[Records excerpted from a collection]
----
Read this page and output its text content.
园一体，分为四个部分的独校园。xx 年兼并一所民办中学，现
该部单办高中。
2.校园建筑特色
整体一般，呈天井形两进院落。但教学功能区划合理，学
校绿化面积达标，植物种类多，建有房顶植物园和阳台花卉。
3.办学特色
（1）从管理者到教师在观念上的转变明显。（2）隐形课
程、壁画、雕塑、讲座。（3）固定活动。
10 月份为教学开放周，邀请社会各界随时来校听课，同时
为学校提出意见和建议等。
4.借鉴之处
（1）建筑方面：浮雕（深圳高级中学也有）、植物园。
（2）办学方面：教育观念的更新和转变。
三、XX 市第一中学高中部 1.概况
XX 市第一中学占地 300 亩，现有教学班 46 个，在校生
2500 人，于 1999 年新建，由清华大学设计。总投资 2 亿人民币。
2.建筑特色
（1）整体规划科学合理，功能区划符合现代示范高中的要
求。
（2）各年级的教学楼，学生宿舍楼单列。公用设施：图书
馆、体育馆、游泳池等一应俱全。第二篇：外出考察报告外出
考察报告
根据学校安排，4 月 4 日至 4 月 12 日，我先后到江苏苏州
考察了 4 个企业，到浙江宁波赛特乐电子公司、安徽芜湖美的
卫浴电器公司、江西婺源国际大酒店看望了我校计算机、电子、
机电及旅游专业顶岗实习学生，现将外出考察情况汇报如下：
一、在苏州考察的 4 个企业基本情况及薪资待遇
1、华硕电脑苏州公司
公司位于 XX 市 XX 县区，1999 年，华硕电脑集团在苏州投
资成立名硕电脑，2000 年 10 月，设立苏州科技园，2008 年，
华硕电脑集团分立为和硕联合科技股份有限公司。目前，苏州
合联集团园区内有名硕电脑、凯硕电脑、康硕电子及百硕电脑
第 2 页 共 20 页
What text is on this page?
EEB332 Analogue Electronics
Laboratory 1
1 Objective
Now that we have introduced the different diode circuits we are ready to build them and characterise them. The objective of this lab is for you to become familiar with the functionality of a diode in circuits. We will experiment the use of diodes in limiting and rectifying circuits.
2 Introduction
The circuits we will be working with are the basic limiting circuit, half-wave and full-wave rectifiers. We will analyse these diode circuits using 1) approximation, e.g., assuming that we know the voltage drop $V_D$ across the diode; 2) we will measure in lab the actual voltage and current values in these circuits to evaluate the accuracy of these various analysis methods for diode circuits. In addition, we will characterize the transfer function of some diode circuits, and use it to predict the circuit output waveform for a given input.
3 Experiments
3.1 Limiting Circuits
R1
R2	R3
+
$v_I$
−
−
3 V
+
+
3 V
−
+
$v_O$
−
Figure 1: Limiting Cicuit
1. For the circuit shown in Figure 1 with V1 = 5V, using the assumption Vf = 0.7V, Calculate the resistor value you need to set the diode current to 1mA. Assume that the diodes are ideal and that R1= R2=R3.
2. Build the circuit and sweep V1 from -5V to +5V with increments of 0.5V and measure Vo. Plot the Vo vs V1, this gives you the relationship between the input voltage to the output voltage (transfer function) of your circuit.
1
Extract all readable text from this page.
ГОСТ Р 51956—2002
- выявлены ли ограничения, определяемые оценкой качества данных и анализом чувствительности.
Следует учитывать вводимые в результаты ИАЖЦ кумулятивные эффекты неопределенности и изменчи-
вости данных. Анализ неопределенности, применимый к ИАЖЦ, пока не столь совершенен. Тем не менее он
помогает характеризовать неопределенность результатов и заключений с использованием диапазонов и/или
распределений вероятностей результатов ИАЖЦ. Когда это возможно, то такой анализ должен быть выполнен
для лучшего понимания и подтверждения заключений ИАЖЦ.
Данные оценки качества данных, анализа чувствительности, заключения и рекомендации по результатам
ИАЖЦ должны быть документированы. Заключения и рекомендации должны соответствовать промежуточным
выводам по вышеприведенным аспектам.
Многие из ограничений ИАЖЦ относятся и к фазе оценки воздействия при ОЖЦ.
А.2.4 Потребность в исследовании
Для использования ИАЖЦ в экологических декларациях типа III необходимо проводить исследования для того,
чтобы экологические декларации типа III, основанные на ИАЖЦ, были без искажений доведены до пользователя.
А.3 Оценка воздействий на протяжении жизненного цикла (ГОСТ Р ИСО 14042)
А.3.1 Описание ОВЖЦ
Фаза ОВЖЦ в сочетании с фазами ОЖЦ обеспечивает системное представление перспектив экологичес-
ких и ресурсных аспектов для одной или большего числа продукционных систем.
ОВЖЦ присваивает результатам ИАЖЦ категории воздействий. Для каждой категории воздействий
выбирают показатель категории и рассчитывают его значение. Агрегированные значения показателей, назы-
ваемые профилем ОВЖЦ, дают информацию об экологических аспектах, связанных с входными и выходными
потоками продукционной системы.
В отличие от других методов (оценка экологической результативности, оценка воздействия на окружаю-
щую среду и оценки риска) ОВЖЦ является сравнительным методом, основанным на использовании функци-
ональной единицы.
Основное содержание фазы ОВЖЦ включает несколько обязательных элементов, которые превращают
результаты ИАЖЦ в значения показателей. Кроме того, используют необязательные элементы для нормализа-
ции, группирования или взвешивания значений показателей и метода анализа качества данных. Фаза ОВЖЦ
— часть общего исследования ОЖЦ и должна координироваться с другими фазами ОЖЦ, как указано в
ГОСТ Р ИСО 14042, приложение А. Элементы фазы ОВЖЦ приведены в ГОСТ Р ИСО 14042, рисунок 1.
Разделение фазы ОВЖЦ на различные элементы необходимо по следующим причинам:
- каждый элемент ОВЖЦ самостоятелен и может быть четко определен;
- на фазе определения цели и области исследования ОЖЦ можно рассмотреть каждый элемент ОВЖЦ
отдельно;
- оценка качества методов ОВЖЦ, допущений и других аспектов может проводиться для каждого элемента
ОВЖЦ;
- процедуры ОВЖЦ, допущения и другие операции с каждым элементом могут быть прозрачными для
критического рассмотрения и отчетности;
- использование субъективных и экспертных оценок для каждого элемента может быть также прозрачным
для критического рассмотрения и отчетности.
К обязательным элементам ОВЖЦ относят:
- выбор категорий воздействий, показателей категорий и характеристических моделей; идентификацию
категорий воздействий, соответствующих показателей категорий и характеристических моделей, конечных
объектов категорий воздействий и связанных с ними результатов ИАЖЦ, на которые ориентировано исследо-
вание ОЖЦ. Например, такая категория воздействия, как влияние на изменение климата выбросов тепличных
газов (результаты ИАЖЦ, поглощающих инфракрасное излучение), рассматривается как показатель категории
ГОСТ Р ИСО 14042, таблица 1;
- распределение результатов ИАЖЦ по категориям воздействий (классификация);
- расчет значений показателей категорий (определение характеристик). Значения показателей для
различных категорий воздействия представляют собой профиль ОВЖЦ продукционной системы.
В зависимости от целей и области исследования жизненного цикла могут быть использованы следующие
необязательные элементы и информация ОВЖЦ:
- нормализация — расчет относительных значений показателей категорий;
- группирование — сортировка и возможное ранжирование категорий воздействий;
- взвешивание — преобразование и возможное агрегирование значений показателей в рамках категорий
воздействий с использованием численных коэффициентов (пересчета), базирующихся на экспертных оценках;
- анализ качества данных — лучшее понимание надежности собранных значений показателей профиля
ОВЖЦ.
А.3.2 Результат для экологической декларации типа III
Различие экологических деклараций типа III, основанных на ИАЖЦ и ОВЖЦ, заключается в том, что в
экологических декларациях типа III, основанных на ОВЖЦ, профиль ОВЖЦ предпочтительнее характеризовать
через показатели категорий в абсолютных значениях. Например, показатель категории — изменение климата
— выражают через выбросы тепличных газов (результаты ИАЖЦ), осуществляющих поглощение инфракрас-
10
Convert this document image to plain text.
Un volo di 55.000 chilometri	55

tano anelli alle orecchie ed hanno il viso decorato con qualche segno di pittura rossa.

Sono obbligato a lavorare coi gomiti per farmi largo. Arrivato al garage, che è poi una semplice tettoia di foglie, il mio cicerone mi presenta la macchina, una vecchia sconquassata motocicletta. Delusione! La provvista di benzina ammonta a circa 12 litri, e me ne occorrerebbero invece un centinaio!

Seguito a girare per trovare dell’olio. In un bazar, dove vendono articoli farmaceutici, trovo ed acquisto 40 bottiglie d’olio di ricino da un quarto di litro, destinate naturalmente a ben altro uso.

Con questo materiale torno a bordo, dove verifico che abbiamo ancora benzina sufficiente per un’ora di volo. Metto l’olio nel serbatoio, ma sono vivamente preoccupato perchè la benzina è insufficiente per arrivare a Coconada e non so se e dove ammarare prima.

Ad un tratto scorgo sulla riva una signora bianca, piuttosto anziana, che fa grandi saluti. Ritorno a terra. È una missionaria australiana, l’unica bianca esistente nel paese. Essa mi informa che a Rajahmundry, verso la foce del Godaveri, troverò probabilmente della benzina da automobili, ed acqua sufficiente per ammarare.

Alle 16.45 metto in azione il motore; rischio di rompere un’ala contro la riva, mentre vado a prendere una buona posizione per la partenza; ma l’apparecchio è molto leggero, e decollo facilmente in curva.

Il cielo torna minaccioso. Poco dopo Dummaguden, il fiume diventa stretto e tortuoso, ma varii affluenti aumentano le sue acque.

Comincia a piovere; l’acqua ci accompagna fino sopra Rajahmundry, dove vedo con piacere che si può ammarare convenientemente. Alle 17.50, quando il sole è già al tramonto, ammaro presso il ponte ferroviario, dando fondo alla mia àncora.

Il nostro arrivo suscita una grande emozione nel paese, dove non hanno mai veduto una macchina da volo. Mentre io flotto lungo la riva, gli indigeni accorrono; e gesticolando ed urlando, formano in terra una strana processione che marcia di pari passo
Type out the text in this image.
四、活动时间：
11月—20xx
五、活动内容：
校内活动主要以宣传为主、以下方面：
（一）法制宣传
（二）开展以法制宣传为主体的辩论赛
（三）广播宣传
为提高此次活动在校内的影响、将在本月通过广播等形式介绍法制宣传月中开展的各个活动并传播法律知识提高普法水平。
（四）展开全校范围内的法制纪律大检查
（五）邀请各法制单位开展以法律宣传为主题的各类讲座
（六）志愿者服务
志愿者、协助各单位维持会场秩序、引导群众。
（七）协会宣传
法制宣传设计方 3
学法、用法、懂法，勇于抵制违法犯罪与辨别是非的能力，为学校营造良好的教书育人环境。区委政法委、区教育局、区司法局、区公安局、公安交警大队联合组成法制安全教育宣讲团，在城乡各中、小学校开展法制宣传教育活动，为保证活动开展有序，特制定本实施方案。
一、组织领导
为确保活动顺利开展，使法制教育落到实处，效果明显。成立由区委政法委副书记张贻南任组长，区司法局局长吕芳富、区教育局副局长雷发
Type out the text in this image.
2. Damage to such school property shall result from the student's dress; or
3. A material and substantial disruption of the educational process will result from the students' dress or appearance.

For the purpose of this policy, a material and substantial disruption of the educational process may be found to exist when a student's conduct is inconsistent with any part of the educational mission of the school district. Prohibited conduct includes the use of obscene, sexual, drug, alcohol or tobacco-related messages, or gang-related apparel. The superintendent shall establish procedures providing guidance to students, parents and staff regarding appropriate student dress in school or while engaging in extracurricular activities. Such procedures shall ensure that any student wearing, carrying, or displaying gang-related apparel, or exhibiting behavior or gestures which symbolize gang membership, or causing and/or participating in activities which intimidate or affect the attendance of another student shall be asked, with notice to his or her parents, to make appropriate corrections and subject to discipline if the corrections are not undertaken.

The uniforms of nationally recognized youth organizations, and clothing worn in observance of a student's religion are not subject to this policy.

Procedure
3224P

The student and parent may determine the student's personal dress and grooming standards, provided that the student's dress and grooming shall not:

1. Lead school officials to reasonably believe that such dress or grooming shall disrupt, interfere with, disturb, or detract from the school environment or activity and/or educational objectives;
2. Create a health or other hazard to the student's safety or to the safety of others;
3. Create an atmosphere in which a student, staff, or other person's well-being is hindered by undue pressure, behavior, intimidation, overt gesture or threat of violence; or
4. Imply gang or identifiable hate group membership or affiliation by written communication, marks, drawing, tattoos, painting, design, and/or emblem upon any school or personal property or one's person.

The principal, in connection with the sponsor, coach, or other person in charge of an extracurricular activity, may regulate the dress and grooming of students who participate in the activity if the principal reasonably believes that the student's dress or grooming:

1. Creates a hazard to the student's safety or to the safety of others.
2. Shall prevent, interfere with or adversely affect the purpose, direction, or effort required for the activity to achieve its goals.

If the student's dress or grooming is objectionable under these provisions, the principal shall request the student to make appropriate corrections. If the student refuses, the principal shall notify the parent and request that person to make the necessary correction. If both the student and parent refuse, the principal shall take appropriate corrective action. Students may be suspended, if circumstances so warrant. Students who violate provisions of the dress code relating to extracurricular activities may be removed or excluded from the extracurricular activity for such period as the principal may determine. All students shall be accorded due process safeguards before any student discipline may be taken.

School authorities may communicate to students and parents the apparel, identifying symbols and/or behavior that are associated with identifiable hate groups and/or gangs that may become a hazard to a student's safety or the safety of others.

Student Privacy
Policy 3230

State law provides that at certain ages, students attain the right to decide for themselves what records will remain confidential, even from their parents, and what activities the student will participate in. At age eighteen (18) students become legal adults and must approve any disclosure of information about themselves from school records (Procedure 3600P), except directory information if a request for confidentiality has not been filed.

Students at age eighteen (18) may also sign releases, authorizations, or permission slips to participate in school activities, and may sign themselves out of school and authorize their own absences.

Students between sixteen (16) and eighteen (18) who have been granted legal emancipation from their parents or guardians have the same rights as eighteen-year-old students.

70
----
Count the lines of the data that include the string "значений", and give only that number.

5